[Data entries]

□ □ □ □ □

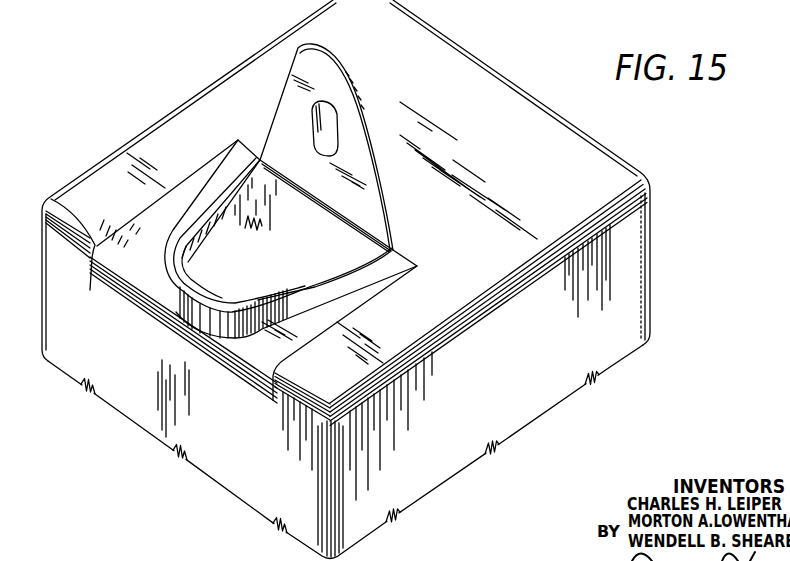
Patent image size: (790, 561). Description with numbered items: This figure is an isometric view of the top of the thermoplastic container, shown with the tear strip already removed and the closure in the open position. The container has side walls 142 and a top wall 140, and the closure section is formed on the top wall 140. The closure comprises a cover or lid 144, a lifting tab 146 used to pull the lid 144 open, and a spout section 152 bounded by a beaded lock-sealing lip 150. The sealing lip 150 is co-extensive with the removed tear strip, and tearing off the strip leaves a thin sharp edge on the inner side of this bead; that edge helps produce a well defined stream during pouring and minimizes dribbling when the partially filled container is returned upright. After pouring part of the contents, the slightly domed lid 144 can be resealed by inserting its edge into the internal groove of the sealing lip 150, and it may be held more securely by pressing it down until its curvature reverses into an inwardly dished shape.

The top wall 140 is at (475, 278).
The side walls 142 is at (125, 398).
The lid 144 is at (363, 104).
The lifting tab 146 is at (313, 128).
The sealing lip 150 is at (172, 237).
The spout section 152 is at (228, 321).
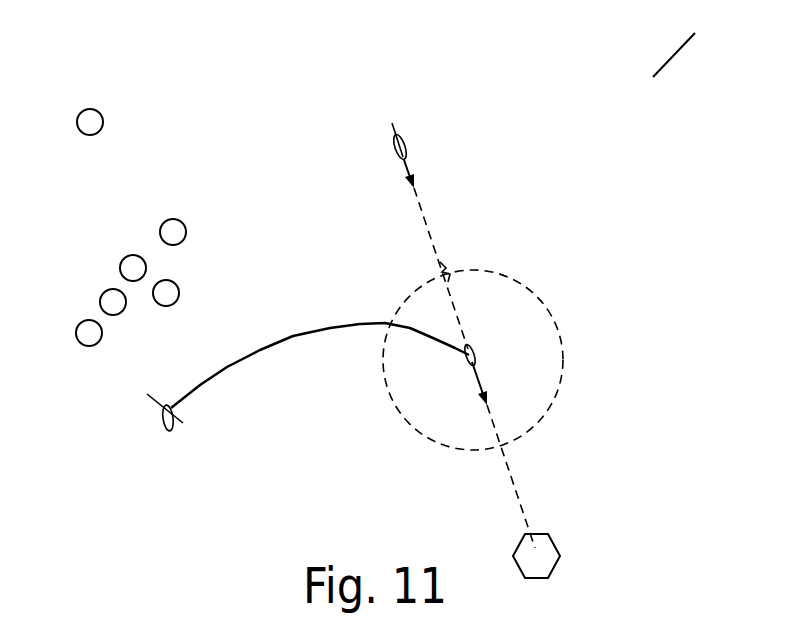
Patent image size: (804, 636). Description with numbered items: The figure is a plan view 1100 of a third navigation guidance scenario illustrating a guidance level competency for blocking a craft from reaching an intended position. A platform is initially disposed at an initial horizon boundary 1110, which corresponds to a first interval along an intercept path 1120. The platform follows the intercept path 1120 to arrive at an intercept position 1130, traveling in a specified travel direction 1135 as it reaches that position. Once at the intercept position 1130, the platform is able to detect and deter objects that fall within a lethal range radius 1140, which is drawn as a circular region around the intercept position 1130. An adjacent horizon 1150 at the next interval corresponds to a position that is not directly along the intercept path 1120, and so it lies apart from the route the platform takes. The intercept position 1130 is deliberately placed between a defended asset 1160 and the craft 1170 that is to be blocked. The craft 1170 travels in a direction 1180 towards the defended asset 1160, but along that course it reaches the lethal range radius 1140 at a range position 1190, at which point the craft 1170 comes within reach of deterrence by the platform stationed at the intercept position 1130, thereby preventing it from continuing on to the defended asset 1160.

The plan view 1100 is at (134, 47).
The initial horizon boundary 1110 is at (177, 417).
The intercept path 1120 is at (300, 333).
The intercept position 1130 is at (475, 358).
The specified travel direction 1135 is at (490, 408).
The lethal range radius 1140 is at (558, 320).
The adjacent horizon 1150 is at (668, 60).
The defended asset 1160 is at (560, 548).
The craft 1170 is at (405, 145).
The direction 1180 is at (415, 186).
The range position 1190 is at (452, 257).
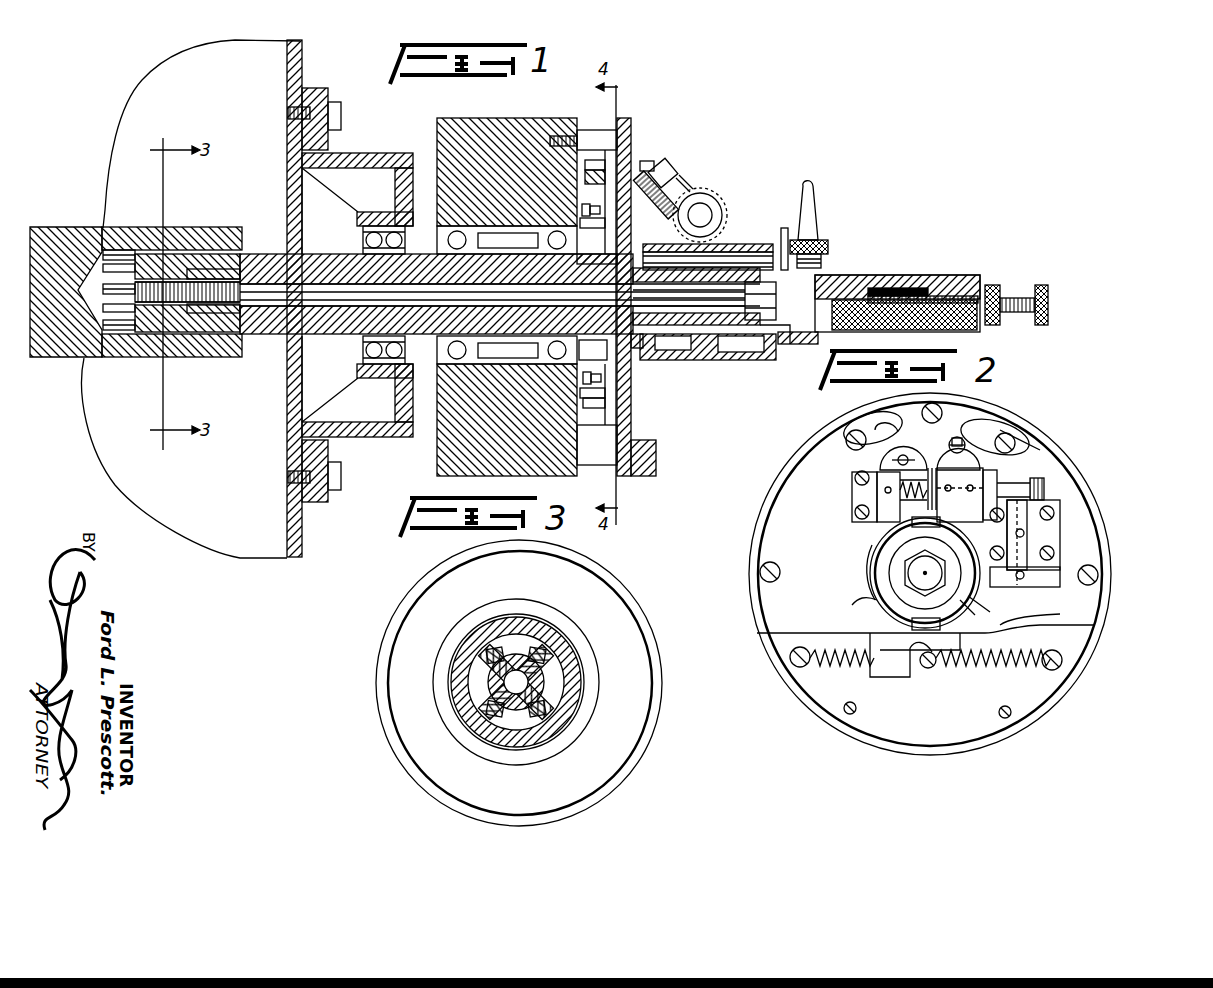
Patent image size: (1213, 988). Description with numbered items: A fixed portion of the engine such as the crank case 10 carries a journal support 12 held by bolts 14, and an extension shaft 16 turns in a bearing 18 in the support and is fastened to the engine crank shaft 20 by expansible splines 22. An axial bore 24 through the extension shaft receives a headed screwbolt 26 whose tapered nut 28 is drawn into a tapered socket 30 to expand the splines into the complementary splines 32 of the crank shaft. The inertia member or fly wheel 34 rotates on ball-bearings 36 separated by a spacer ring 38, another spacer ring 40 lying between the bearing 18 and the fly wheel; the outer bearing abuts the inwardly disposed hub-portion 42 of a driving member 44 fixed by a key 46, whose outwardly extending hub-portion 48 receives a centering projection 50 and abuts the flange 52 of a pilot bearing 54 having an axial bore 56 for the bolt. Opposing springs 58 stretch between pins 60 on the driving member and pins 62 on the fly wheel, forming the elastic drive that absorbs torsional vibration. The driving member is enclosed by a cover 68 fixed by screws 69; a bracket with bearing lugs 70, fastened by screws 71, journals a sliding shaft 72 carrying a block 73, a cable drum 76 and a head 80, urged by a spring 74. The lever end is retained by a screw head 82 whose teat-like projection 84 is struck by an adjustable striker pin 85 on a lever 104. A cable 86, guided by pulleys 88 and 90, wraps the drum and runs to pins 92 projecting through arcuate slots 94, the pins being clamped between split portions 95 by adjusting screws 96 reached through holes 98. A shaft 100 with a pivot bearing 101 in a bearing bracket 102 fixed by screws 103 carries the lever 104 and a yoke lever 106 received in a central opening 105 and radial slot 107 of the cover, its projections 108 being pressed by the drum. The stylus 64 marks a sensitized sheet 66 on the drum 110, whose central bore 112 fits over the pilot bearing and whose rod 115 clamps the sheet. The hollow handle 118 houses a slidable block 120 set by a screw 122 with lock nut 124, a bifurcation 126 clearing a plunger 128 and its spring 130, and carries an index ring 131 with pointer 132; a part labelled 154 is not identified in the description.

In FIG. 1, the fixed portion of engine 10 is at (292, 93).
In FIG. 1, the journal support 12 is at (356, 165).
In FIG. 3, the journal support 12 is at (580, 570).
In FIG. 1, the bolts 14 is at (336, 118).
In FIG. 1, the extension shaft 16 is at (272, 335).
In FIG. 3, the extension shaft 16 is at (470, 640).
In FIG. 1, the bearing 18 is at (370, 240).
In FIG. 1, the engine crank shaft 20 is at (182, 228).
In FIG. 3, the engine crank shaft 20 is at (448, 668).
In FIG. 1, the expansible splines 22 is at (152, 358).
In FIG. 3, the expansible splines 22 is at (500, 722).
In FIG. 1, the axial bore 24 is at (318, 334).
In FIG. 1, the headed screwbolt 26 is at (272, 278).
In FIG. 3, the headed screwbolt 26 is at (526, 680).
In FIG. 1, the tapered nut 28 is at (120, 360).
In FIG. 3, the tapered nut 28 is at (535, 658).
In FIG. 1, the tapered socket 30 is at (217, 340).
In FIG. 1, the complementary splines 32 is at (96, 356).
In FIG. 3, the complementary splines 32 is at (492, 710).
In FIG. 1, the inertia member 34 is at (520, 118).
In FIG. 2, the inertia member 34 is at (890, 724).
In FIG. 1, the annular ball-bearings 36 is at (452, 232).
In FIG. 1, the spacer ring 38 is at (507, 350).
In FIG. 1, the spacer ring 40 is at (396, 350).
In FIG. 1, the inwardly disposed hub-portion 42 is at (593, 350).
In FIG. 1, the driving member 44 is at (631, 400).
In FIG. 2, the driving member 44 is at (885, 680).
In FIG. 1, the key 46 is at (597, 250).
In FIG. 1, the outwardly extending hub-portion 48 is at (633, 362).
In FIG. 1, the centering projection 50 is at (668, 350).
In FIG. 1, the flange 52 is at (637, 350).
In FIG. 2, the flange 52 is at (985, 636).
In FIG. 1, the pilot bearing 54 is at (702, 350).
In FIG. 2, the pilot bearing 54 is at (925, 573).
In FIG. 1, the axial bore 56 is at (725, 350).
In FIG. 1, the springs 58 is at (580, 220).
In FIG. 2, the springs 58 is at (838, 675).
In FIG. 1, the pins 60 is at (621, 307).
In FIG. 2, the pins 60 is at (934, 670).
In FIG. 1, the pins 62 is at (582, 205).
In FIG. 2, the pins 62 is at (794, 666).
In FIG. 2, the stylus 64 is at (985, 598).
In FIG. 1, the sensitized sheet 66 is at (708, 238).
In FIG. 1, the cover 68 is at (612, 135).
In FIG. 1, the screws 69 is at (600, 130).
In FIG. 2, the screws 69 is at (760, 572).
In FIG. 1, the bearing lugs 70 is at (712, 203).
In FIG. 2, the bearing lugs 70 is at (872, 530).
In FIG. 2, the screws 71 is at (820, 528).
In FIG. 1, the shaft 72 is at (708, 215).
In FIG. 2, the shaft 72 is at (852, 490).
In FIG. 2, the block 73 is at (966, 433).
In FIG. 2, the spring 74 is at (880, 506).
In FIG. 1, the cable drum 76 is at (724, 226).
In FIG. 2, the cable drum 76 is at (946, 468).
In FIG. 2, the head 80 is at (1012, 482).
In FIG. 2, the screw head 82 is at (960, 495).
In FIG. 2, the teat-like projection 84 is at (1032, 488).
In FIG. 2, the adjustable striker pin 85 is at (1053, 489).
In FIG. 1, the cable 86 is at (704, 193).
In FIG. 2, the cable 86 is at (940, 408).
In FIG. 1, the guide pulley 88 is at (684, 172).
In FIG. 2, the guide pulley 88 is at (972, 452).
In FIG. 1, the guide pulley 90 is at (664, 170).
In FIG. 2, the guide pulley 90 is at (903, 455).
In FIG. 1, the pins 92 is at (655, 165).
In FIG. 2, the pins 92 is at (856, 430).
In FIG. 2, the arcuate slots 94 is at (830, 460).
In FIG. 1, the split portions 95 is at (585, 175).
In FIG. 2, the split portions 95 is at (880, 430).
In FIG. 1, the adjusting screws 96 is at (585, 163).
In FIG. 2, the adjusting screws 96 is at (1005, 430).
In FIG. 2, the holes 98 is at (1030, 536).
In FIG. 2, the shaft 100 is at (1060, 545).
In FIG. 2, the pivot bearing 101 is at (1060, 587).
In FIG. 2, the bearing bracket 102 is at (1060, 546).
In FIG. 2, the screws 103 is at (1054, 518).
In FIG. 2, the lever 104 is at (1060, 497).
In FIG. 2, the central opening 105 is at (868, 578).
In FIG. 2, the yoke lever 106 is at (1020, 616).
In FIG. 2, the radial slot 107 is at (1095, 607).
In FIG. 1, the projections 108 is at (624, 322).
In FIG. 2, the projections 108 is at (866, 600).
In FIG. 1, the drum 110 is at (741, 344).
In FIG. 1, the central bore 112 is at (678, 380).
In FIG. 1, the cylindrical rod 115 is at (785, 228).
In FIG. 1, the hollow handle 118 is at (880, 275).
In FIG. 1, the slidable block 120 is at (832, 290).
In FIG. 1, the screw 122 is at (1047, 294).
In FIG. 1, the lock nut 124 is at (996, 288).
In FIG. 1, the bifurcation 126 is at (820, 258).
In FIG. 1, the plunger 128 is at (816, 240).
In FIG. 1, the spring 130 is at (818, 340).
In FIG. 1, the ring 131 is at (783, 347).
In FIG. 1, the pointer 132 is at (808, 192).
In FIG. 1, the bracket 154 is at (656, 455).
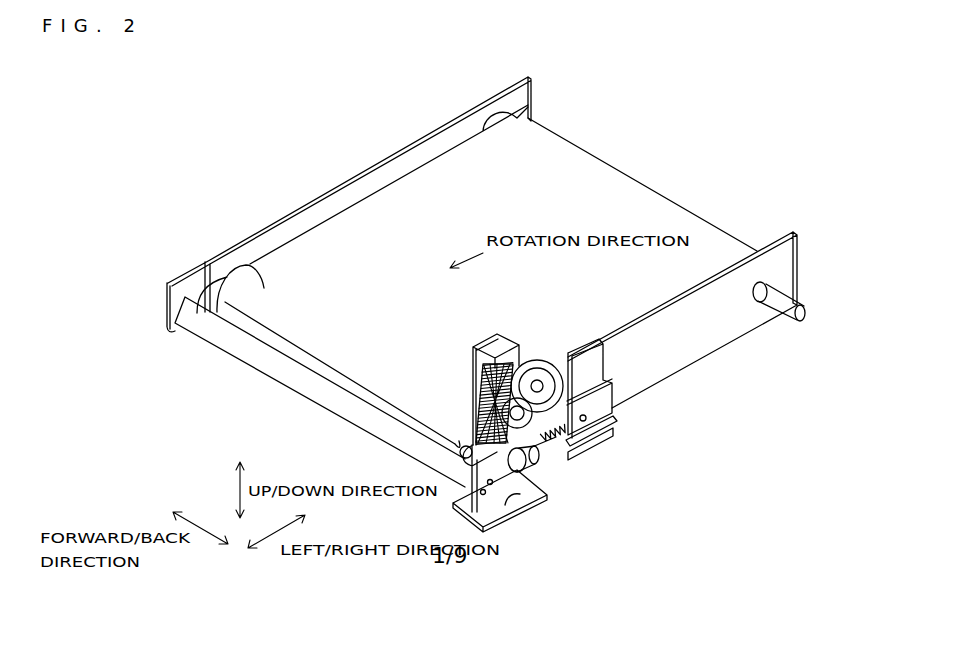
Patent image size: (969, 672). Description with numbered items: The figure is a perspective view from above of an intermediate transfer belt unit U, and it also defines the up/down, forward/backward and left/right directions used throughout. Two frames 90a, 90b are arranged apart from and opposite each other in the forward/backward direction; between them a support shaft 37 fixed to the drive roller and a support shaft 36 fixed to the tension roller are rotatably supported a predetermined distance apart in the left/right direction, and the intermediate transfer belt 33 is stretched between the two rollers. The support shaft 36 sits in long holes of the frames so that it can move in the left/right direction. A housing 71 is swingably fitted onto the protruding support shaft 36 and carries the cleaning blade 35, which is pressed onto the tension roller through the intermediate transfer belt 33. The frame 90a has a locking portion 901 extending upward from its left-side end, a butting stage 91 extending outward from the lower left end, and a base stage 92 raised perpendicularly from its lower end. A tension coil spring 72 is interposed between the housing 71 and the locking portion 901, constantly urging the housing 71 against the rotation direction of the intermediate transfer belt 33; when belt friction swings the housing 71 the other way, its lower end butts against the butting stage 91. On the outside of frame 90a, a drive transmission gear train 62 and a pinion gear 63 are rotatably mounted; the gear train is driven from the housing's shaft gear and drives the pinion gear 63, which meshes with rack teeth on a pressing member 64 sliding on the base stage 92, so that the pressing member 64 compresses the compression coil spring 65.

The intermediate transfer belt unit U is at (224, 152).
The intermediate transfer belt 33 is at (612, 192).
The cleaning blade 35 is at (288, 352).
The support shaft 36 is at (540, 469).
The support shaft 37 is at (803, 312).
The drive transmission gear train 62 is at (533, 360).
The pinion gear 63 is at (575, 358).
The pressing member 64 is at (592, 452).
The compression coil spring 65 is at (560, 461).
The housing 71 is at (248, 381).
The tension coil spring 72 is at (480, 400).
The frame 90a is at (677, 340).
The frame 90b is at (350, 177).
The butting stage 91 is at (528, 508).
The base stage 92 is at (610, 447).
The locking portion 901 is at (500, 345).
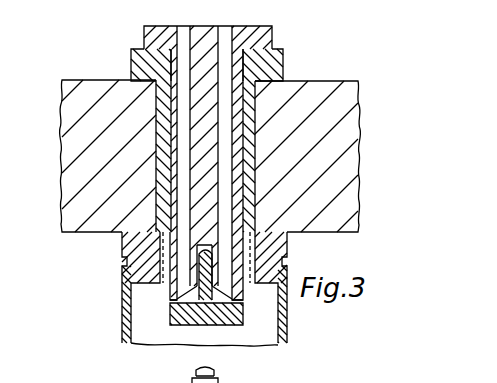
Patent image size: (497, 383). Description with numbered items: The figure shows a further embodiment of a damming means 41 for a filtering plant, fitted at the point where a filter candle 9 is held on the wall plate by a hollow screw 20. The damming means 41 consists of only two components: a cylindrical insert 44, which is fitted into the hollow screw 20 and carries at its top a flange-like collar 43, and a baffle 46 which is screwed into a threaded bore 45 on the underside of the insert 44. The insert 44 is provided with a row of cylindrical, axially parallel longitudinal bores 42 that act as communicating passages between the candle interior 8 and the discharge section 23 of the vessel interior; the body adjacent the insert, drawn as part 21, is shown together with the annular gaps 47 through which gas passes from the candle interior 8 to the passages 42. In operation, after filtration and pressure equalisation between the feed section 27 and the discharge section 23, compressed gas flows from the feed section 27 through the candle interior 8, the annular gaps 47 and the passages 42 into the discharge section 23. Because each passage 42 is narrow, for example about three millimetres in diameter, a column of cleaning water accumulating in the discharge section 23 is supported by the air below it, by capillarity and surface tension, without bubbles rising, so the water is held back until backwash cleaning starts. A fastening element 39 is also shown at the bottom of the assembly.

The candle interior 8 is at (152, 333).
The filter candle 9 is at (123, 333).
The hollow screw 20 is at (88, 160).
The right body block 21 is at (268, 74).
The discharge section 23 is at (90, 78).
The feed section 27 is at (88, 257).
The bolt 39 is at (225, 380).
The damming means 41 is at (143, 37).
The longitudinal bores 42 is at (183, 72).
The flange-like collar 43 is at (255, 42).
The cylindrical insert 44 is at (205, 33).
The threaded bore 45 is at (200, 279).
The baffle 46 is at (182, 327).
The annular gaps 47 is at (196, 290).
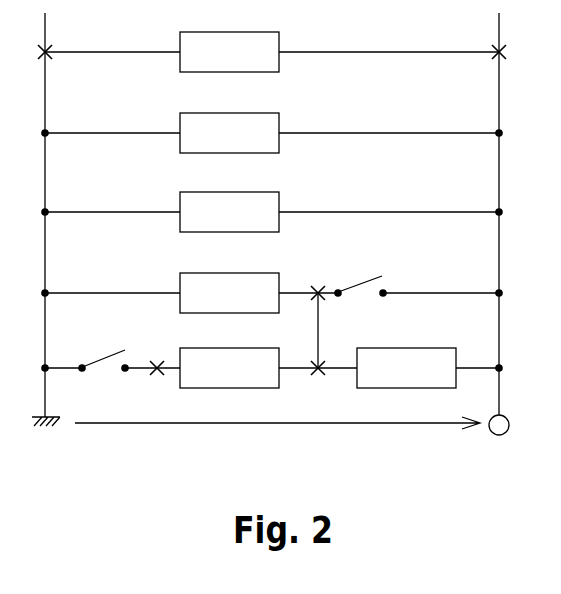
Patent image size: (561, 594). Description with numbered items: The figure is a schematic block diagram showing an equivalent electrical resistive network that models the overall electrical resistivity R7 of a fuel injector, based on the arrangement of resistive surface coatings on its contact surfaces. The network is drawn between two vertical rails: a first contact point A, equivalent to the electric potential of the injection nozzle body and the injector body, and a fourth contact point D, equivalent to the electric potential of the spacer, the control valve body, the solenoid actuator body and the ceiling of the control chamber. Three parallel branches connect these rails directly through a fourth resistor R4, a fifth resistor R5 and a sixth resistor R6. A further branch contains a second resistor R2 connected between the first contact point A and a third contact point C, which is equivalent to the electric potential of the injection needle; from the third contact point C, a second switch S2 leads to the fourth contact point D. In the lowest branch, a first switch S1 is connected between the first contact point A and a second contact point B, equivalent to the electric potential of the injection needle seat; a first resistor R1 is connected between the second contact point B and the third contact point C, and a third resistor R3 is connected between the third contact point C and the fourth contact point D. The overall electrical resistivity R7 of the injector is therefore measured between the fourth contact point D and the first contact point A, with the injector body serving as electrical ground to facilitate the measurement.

□ □ □ □ □

### Given instruction
Format the items from the very start through the line containing "The spout section 152 is at (228, 321)." as a JSON list of strings, one string per line. Skip blank lines and leave out the pictures.

### Task response
[
  "Patent image size: (790, 561). Description with numbered items: This figure is an isometric view of the top of the thermoplastic container, shown with the tear strip already removed and the closure in the open position. The container has side walls 142 and a top wall 140, and the closure section is formed on the top wall 140. The closure comprises a cover or lid 144, a lifting tab 146 used to pull the lid 144 open, and a spout section 152 bounded by a beaded lock-sealing lip 150. The sealing lip 150 is co-extensive with the removed tear strip, and tearing off the strip leaves a thin sharp edge on the inner side of this bead; that edge helps produce a well defined stream during pouring and minimizes dribbling when the partially filled container is returned upright. After pouring part of the contents, the slightly domed lid 144 can be resealed by inserting its edge into the internal groove of the sealing lip 150, and it may be held more securely by pressing it down until its curvature reverses into an inwardly dished shape.",
  "The top wall 140 is at (475, 278).",
  "The side walls 142 is at (125, 398).",
  "The lid 144 is at (363, 104).",
  "The lifting tab 146 is at (313, 128).",
  "The sealing lip 150 is at (172, 237).",
  "The spout section 152 is at (228, 321)."
]